*Activity:*
Copy every line that holds the string "イワツバメ" from the data below.

-------

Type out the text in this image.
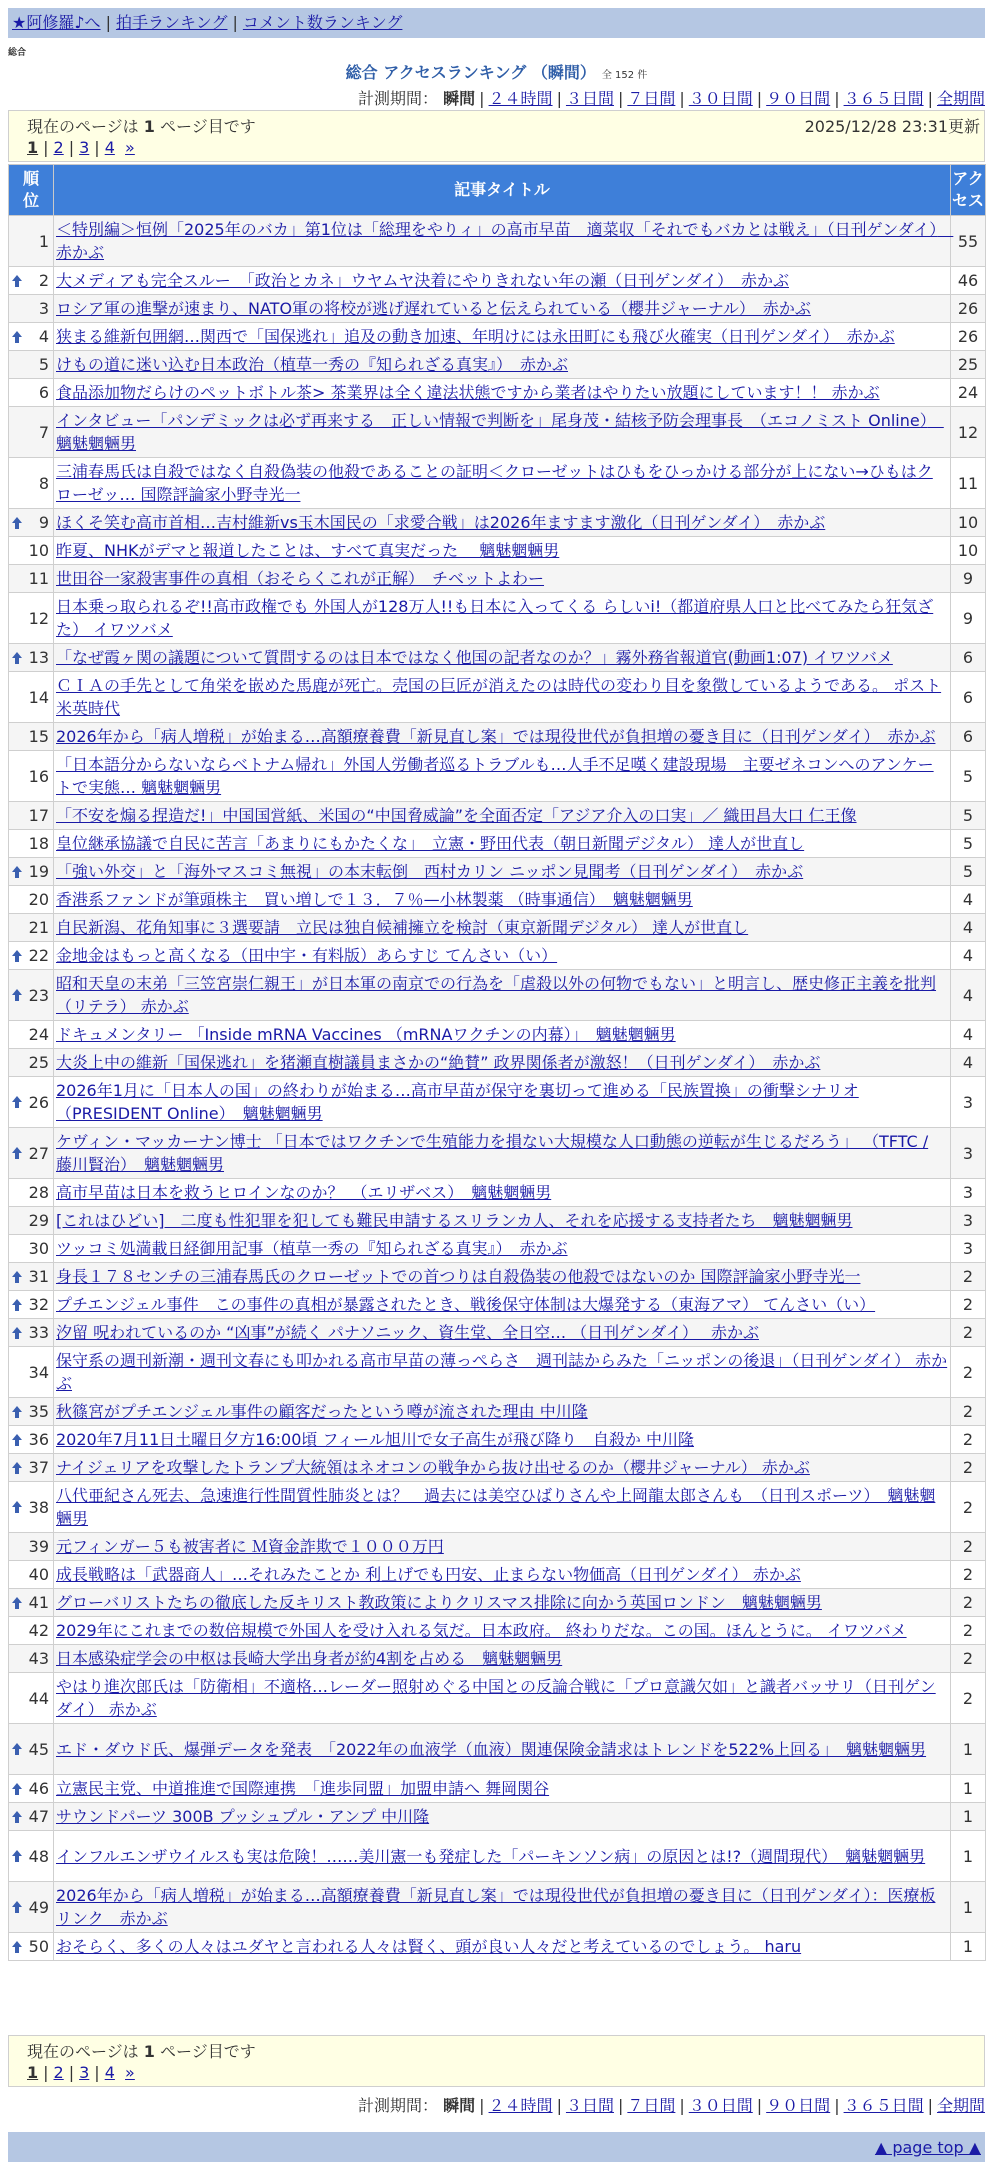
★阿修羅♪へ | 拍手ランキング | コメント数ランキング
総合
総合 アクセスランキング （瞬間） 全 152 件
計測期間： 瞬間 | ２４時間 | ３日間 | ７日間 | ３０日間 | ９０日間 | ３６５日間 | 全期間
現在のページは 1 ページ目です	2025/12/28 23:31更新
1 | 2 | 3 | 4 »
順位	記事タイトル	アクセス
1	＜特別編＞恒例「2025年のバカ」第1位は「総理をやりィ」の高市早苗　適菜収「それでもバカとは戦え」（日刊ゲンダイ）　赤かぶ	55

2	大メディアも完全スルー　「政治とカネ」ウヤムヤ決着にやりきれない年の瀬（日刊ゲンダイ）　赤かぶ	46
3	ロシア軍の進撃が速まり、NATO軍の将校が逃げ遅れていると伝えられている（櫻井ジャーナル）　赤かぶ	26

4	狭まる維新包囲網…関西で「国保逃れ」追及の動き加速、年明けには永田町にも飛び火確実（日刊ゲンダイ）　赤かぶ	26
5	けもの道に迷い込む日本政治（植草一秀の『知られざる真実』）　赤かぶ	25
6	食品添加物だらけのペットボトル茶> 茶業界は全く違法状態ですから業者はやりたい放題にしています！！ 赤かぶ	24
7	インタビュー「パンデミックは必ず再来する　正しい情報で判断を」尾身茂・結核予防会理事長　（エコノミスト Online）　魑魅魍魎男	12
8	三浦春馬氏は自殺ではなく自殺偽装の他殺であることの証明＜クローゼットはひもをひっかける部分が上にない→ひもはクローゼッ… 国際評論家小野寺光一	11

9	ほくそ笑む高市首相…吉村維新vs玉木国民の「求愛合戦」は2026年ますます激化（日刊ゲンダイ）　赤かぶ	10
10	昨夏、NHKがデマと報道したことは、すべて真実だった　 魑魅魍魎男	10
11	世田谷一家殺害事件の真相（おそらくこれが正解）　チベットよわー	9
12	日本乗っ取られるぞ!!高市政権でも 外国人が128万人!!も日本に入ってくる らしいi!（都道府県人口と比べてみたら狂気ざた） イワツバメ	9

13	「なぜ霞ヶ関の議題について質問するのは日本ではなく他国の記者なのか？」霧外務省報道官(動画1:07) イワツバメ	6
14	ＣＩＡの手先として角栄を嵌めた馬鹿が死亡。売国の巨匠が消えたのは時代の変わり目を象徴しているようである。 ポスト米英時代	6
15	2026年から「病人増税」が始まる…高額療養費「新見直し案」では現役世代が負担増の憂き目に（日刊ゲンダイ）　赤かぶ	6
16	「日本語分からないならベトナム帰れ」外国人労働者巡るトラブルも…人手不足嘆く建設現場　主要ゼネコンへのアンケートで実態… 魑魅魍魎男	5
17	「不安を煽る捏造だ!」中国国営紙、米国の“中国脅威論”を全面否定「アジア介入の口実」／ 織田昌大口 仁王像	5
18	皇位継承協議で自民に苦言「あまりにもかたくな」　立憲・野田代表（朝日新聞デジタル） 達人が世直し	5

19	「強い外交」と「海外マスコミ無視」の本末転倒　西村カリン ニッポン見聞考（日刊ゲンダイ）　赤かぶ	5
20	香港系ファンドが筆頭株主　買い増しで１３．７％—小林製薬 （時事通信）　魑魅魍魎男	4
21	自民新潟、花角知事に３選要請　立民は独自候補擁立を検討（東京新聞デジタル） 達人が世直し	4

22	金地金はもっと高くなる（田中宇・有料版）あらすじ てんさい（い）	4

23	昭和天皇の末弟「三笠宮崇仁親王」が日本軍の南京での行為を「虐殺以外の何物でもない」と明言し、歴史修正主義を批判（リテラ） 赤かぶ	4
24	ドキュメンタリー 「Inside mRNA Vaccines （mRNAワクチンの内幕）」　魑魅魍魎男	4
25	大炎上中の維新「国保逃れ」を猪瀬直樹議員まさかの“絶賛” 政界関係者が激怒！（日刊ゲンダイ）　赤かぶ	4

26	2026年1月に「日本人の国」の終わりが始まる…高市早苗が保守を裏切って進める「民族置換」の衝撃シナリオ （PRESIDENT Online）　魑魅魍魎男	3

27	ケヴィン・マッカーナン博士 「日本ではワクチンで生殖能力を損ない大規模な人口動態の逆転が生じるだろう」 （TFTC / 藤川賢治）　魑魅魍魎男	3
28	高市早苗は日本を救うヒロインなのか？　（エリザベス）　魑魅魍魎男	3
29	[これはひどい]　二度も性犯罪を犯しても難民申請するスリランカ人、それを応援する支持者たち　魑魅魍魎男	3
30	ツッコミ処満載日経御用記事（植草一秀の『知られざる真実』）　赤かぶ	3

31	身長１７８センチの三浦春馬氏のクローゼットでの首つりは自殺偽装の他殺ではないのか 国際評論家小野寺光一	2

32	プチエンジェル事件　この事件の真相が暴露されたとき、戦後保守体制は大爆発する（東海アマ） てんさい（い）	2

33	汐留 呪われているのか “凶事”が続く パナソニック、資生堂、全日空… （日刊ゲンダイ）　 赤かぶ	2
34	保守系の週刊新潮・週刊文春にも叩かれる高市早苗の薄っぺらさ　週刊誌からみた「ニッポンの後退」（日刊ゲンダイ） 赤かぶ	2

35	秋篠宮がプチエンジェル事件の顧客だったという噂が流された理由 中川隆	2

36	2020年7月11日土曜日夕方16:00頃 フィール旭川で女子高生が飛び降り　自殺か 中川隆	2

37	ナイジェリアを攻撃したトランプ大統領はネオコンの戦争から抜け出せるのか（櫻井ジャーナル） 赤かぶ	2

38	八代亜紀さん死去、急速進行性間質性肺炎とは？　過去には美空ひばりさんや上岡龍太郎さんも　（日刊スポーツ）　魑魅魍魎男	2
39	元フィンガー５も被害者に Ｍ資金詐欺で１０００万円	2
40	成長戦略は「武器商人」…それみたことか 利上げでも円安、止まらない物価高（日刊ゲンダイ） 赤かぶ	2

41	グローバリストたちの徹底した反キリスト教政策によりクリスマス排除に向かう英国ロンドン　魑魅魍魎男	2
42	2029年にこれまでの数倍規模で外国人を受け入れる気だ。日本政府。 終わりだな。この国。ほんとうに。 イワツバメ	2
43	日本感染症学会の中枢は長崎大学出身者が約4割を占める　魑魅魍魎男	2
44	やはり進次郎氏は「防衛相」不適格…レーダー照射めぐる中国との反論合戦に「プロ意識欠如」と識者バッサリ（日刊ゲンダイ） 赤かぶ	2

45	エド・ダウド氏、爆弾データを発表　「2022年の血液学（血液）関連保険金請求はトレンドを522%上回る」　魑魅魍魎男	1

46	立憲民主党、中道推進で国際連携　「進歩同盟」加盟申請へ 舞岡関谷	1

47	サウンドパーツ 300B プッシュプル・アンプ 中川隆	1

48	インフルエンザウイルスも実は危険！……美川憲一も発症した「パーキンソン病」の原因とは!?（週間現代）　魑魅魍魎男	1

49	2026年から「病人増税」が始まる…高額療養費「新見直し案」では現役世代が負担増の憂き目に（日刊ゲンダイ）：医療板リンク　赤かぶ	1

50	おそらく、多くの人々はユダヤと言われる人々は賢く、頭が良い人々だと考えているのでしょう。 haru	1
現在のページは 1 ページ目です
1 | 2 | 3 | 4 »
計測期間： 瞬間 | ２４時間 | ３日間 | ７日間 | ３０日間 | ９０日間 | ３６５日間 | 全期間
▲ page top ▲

-------

*Exercise answer:*
12	日本乗っ取られるぞ!!高市政権でも 外国人が128万人!!も日本に入ってくる らしいi!（都道府県人口と比べてみたら狂気ざた） イワツバメ	9
13	「なぜ霞ヶ関の議題について質問するのは日本ではなく他国の記者なのか？」霧外務省報道官(動画1:07) イワツバメ	6
42	2029年にこれまでの数倍規模で外国人を受け入れる気だ。日本政府。 終わりだな。この国。ほんとうに。 イワツバメ	2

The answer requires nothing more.